## Task requirements
Every line below should be repeated exactly.

## Available data
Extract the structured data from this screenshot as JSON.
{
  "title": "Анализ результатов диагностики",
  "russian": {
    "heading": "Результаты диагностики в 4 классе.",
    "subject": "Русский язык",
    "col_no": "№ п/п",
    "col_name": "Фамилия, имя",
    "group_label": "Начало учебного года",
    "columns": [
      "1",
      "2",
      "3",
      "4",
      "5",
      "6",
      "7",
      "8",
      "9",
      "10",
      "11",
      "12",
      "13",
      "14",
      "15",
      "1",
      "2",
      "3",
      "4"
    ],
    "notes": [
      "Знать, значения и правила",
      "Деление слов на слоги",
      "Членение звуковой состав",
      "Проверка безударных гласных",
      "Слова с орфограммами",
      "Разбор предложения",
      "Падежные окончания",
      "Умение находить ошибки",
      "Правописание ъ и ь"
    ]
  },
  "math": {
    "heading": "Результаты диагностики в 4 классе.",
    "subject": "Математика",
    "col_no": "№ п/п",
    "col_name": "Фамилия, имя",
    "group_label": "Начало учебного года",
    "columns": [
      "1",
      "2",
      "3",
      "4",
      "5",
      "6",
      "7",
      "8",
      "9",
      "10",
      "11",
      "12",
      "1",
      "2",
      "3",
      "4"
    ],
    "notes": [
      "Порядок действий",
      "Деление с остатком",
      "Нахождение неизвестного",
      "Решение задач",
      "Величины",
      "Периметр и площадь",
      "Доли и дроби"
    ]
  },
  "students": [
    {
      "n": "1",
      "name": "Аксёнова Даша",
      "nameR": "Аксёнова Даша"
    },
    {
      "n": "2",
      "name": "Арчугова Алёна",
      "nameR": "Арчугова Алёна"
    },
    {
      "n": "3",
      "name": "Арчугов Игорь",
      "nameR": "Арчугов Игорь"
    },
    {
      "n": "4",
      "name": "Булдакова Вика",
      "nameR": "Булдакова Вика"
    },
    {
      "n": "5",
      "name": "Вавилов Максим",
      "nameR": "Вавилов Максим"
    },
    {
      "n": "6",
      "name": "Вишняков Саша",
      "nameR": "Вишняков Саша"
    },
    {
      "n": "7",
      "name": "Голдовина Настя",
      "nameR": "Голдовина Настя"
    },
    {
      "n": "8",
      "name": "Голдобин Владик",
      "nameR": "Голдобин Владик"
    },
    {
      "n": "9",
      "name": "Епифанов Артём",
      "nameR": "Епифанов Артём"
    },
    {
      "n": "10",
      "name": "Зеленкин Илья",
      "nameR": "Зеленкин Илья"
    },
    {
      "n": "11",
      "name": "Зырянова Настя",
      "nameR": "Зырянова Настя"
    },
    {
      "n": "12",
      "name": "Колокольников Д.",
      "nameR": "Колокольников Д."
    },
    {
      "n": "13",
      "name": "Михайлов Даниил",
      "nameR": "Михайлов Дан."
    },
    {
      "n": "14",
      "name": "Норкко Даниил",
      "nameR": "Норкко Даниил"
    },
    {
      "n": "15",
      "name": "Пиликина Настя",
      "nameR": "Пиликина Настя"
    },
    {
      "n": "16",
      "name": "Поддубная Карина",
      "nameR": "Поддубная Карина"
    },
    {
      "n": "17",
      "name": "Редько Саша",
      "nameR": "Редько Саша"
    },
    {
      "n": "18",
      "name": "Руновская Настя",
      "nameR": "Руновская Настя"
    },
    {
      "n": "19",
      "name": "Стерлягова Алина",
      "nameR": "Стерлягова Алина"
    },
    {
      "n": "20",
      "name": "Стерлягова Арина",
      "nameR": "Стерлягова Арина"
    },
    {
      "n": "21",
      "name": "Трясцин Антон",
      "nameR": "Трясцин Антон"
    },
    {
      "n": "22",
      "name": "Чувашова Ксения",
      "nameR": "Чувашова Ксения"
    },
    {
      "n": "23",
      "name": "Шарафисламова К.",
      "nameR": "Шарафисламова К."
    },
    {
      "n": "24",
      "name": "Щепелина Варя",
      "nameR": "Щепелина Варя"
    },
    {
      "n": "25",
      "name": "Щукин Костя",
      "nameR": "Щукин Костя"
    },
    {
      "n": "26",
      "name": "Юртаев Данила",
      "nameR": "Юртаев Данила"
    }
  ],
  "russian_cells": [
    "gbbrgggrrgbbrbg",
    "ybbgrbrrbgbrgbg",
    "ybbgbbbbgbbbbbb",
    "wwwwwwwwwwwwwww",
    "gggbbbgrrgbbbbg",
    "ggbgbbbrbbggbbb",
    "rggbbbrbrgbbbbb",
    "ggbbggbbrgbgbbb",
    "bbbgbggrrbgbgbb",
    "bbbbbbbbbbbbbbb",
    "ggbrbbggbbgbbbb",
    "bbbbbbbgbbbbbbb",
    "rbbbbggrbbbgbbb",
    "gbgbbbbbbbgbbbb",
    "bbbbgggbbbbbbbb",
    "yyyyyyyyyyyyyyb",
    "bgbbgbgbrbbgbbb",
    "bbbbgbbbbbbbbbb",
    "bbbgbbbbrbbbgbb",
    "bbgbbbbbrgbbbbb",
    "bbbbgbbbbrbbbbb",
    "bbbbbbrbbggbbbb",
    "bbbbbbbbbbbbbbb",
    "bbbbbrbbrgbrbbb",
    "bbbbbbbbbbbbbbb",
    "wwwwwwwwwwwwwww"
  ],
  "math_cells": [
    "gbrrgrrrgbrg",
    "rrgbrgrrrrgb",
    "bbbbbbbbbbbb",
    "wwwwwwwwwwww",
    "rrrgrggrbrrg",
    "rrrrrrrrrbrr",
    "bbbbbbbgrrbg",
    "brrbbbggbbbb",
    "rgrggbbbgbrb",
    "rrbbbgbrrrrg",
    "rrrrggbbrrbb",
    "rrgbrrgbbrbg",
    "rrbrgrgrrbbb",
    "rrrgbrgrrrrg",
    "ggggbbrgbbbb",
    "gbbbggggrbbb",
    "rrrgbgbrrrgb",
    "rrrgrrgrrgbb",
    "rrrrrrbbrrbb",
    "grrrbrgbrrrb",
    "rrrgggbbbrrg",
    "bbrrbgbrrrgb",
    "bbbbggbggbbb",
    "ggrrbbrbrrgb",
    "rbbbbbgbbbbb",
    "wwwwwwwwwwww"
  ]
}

## Answer to this problem
Extract the structured data from this screenshot as JSON.
{
  "title": "Анализ результатов диагностики",
  "russian": {
    "heading": "Результаты диагностики в 4 классе.",
    "subject": "Русский язык",
    "col_no": "№ п/п",
    "col_name": "Фамилия, имя",
    "group_label": "Начало учебного года",
    "columns": [
      "1",
      "2",
      "3",
      "4",
      "5",
      "6",
      "7",
      "8",
      "9",
      "10",
      "11",
      "12",
      "13",
      "14",
      "15",
      "1",
      "2",
      "3",
      "4"
    ],
    "notes": [
      "Знать, значения и правила",
      "Деление слов на слоги",
      "Членение звуковой состав",
      "Проверка безударных гласных",
      "Слова с орфограммами",
      "Разбор предложения",
      "Падежные окончания",
      "Умение находить ошибки",
      "Правописание ъ и ь"
    ]
  },
  "math": {
    "heading": "Результаты диагностики в 4 классе.",
    "subject": "Математика",
    "col_no": "№ п/п",
    "col_name": "Фамилия, имя",
    "group_label": "Начало учебного года",
    "columns": [
      "1",
      "2",
      "3",
      "4",
      "5",
      "6",
      "7",
      "8",
      "9",
      "10",
      "11",
      "12",
      "1",
      "2",
      "3",
      "4"
    ],
    "notes": [
      "Порядок действий",
      "Деление с остатком",
      "Нахождение неизвестного",
      "Решение задач",
      "Величины",
      "Периметр и площадь",
      "Доли и дроби"
    ]
  },
  "students": [
    {
      "n": "1",
      "name": "Аксёнова Даша",
      "nameR": "Аксёнова Даша"
    },
    {
      "n": "2",
      "name": "Арчугова Алёна",
      "nameR": "Арчугова Алёна"
    },
    {
      "n": "3",
      "name": "Арчугов Игорь",
      "nameR": "Арчугов Игорь"
    },
    {
      "n": "4",
      "name": "Булдакова Вика",
      "nameR": "Булдакова Вика"
    },
    {
      "n": "5",
      "name": "Вавилов Максим",
      "nameR": "Вавилов Максим"
    },
    {
      "n": "6",
      "name": "Вишняков Саша",
      "nameR": "Вишняков Саша"
    },
    {
      "n": "7",
      "name": "Голдовина Настя",
      "nameR": "Голдовина Настя"
    },
    {
      "n": "8",
      "name": "Голдобин Владик",
      "nameR": "Голдобин Владик"
    },
    {
      "n": "9",
      "name": "Епифанов Артём",
      "nameR": "Епифанов Артём"
    },
    {
      "n": "10",
      "name": "Зеленкин Илья",
      "nameR": "Зеленкин Илья"
    },
    {
      "n": "11",
      "name": "Зырянова Настя",
      "nameR": "Зырянова Настя"
    },
    {
      "n": "12",
      "name": "Колокольников Д.",
      "nameR": "Колокольников Д."
    },
    {
      "n": "13",
      "name": "Михайлов Даниил",
      "nameR": "Михайлов Дан."
    },
    {
      "n": "14",
      "name": "Норкко Даниил",
      "nameR": "Норкко Даниил"
    },
    {
      "n": "15",
      "name": "Пиликина Настя",
      "nameR": "Пиликина Настя"
    },
    {
      "n": "16",
      "name": "Поддубная Карина",
      "nameR": "Поддубная Карина"
    },
    {
      "n": "17",
      "name": "Редько Саша",
      "nameR": "Редько Саша"
    },
    {
      "n": "18",
      "name": "Руновская Настя",
      "nameR": "Руновская Настя"
    },
    {
      "n": "19",
      "name": "Стерлягова Алина",
      "nameR": "Стерлягова Алина"
    },
    {
      "n": "20",
      "name": "Стерлягова Арина",
      "nameR": "Стерлягова Арина"
    },
    {
      "n": "21",
      "name": "Трясцин Антон",
      "nameR": "Трясцин Антон"
    },
    {
      "n": "22",
      "name": "Чувашова Ксения",
      "nameR": "Чувашова Ксения"
    },
    {
      "n": "23",
      "name": "Шарафисламова К.",
      "nameR": "Шарафисламова К."
    },
    {
      "n": "24",
      "name": "Щепелина Варя",
      "nameR": "Щепелина Варя"
    },
    {
      "n": "25",
      "name": "Щукин Костя",
      "nameR": "Щукин Костя"
    },
    {
      "n": "26",
      "name": "Юртаев Данила",
      "nameR": "Юртаев Данила"
    }
  ],
  "russian_cells": [
    "gbbrgggrrgbbrbg",
    "ybbgrbrrbgbrgbg",
    "ybbgbbbbgbbbbbb",
    "wwwwwwwwwwwwwww",
    "gggbbbgrrgbbbbg",
    "ggbgbbbrbbggbbb",
    "rggbbbrbrgbbbbb",
    "ggbbggbbrgbgbbb",
    "bbbgbggrrbgbgbb",
    "bbbbbbbbbbbbbbb",
    "ggbrbbggbbgbbbb",
    "bbbbbbbgbbbbbbb",
    "rbbbbggrbbbgbbb",
    "gbgbbbbbbbgbbbb",
    "bbbbgggbbbbbbbb",
    "yyyyyyyyyyyyyyb",
    "bgbbgbgbrbbgbbb",
    "bbbbgbbbbbbbbbb",
    "bbbgbbbbrbbbgbb",
    "bbgbbbbbrgbbbbb",
    "bbbbgbbbbrbbbbb",
    "bbbbbbrbbggbbbb",
    "bbbbbbbbbbbbbbb",
    "bbbbbrbbrgbrbbb",
    "bbbbbbbbbbbbbbb",
    "wwwwwwwwwwwwwww"
  ],
  "math_cells": [
    "gbrrgrrrgbrg",
    "rrgbrgrrrrgb",
    "bbbbbbbbbbbb",
    "wwwwwwwwwwww",
    "rrrgrggrbrrg",
    "rrrrrrrrrbrr",
    "bbbbbbbgrrbg",
    "brrbbbggbbbb",
    "rgrggbbbgbrb",
    "rrbbbgbrrrrg",
    "rrrrggbbrrbb",
    "rrgbrrgbbrbg",
    "rrbrgrgrrbbb",
    "rrrgbrgrrrrg",
    "ggggbbrgbbbb",
    "gbbbggggrbbb",
    "rrrgbgbrrrgb",
    "rrrgrrgrrgbb",
    "rrrrrrbbrrbb",
    "grrrbrgbrrrb",
    "rrrgggbbbrrg",
    "bbrrbgbrrrgb",
    "bbbbggbggbbb",
    "ggrrbbrbrrgb",
    "rbbbbbgbbbbb",
    "wwwwwwwwwwww"
  ]
}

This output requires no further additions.